**STATED GOAL**
Search the listing below for the string "displayed" and show each line that contains it.

**MATERIAL PROVIDED**
______________________________
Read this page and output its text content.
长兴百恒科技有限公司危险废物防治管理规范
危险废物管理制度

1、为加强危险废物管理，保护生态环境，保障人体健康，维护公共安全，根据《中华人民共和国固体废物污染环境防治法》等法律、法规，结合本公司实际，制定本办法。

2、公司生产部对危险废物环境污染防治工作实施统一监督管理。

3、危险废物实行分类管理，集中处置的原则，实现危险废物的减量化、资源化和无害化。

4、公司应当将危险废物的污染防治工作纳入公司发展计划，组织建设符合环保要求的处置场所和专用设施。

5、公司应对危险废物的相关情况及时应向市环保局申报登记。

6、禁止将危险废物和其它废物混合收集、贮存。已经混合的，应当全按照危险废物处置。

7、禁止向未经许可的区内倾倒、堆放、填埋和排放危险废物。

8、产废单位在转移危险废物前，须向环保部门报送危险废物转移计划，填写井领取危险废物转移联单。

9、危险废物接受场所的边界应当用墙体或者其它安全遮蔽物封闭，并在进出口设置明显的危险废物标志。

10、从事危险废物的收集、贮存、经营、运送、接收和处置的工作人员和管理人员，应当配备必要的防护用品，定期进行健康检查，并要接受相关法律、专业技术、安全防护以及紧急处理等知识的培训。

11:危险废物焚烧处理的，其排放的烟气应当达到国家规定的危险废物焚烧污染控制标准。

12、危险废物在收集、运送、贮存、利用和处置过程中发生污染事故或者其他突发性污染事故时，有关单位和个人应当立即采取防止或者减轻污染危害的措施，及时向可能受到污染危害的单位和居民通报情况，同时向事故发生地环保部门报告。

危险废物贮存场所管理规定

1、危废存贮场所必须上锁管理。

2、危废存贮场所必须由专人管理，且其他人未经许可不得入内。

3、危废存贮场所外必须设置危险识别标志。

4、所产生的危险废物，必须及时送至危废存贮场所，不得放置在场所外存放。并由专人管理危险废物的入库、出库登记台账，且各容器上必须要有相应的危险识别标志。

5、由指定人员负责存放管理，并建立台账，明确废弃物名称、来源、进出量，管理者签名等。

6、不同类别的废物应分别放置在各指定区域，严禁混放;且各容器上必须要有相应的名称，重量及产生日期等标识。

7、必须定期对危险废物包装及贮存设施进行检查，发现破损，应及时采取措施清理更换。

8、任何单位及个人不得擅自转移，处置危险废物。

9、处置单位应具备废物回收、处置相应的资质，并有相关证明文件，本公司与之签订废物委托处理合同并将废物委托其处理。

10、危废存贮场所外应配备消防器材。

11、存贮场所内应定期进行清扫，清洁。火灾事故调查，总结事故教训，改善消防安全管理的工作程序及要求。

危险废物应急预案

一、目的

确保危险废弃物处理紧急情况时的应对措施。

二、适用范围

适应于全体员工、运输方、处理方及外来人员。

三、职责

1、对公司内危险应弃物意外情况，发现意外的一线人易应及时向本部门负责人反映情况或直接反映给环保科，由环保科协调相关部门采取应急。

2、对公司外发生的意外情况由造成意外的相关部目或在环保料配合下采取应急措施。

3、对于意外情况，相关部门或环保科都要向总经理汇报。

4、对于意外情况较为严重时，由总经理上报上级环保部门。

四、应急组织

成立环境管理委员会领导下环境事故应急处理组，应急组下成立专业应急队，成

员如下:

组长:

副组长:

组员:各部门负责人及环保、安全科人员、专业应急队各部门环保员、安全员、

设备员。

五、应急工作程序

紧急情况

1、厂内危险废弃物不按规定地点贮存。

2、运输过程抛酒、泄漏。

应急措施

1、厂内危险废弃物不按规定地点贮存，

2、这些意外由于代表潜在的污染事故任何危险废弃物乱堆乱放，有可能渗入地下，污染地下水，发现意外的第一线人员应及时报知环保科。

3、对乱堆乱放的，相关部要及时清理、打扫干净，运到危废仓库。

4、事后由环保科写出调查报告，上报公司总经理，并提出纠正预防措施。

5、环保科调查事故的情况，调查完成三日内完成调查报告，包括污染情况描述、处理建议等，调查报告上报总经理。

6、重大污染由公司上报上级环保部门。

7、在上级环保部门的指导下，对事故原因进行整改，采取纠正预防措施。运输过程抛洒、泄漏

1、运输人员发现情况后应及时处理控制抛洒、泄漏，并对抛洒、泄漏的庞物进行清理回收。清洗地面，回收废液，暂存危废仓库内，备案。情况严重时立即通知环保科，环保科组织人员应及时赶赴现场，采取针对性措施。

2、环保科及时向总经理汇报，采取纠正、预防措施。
______________________________
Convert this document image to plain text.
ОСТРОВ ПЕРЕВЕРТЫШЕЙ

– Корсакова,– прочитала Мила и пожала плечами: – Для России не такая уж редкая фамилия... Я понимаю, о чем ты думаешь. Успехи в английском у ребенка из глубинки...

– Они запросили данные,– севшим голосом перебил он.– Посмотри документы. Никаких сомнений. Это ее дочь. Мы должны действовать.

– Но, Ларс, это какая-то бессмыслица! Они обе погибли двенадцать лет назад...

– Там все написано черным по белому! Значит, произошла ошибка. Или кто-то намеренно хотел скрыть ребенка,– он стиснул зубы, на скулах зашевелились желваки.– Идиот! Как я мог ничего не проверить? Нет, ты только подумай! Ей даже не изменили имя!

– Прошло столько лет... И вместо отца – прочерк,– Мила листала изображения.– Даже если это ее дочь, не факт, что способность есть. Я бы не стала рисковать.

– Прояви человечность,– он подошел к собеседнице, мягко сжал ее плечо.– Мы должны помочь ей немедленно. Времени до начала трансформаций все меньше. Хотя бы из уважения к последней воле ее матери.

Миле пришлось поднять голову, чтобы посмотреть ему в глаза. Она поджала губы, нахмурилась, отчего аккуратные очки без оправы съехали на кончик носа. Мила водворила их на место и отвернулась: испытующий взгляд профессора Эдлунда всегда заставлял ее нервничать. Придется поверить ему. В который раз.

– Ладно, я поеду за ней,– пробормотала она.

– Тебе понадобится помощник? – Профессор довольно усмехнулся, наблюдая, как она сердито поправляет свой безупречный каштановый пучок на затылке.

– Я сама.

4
______________________________
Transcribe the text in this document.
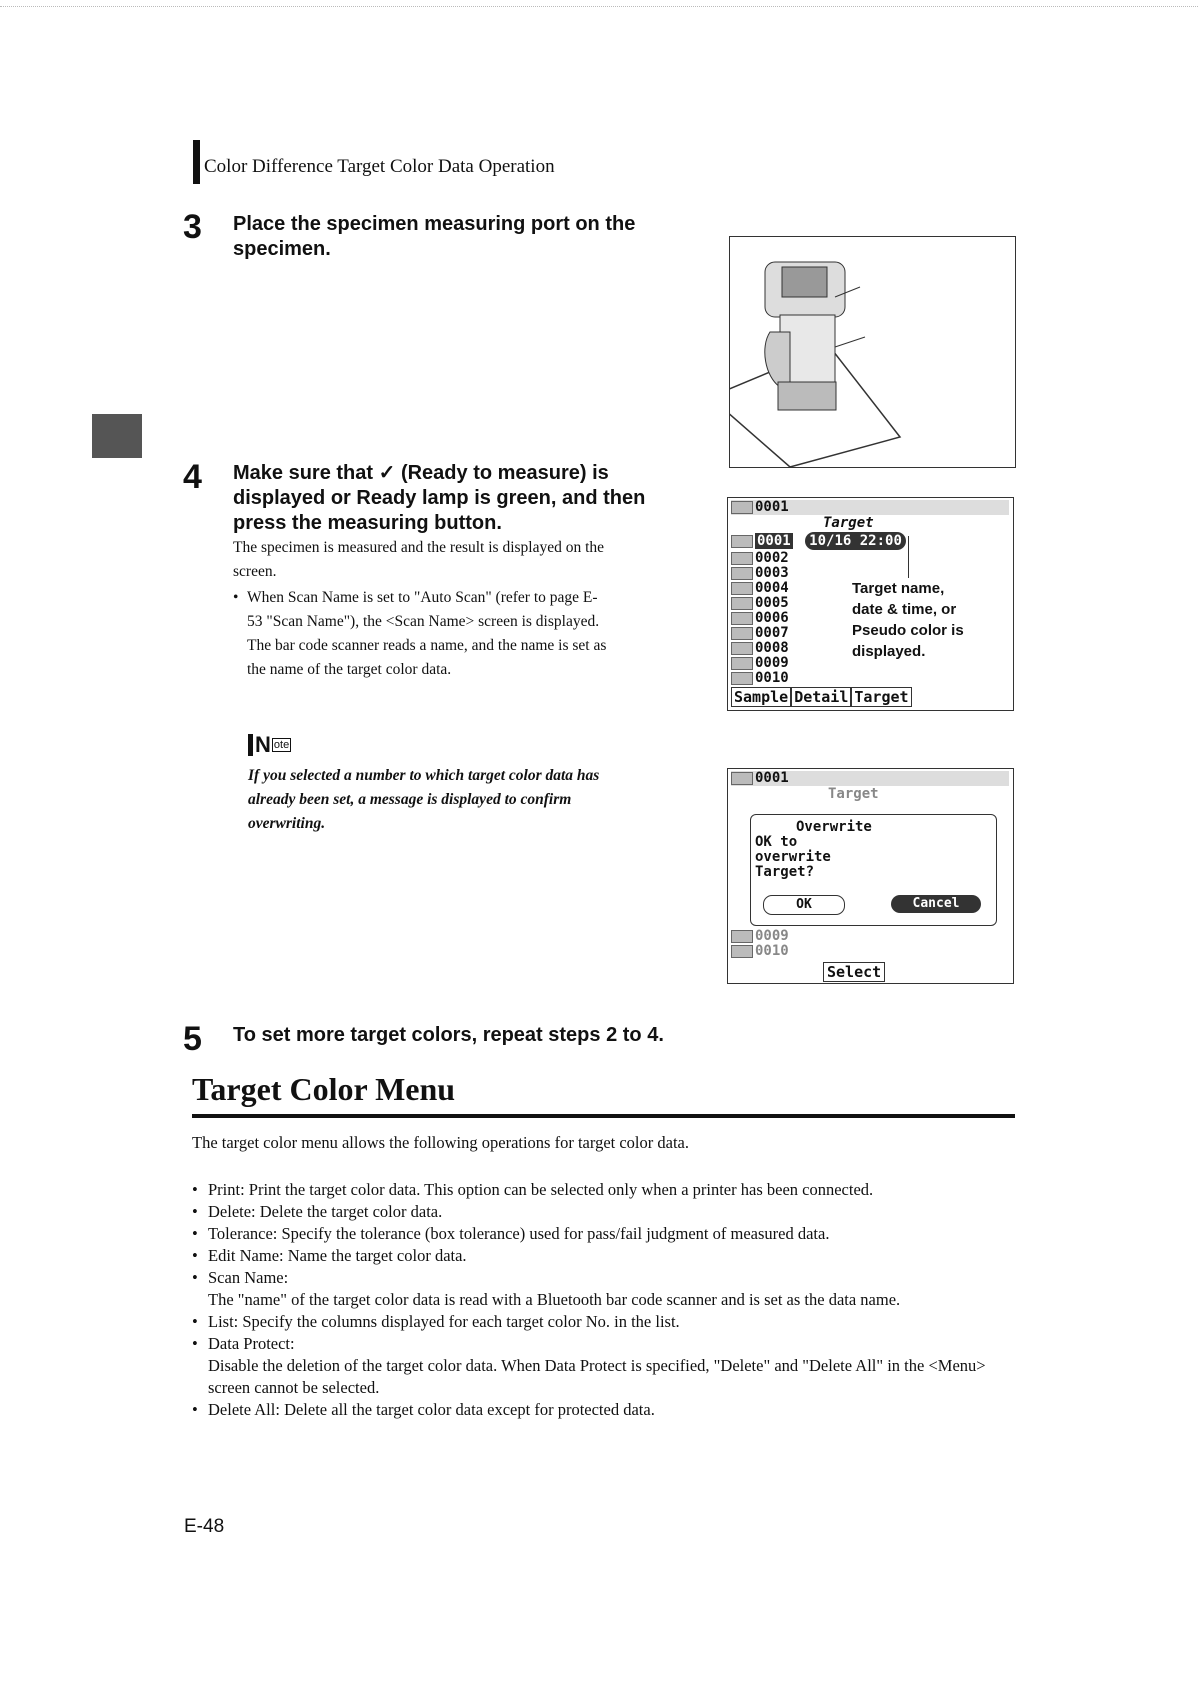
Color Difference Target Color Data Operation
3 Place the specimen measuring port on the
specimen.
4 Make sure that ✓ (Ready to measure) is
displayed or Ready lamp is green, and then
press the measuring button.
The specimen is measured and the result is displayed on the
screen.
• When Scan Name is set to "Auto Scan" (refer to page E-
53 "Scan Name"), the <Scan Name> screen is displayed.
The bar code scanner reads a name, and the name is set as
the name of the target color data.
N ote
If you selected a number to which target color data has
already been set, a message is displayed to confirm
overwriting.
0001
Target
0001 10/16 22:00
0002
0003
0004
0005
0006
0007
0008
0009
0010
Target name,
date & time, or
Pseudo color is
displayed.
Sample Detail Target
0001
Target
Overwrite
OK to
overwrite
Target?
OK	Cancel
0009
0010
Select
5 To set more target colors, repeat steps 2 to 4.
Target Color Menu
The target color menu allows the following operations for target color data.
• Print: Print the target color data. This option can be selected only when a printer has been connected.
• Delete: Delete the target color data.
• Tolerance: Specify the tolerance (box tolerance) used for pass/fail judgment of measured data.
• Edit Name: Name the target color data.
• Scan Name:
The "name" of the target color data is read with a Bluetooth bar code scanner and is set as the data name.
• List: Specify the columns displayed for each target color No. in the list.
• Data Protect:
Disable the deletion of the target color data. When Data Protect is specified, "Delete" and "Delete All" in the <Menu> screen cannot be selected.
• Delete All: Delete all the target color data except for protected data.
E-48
______________________________
**ANSWER FOR THIS EXERCISE**
displayed or Ready lamp is green, and then
The specimen is measured and the result is displayed on the
53 "Scan Name"), the <Scan Name> screen is displayed.
already been set, a message is displayed to confirm
displayed.
• List: Specify the columns displayed for each target color No. in the list.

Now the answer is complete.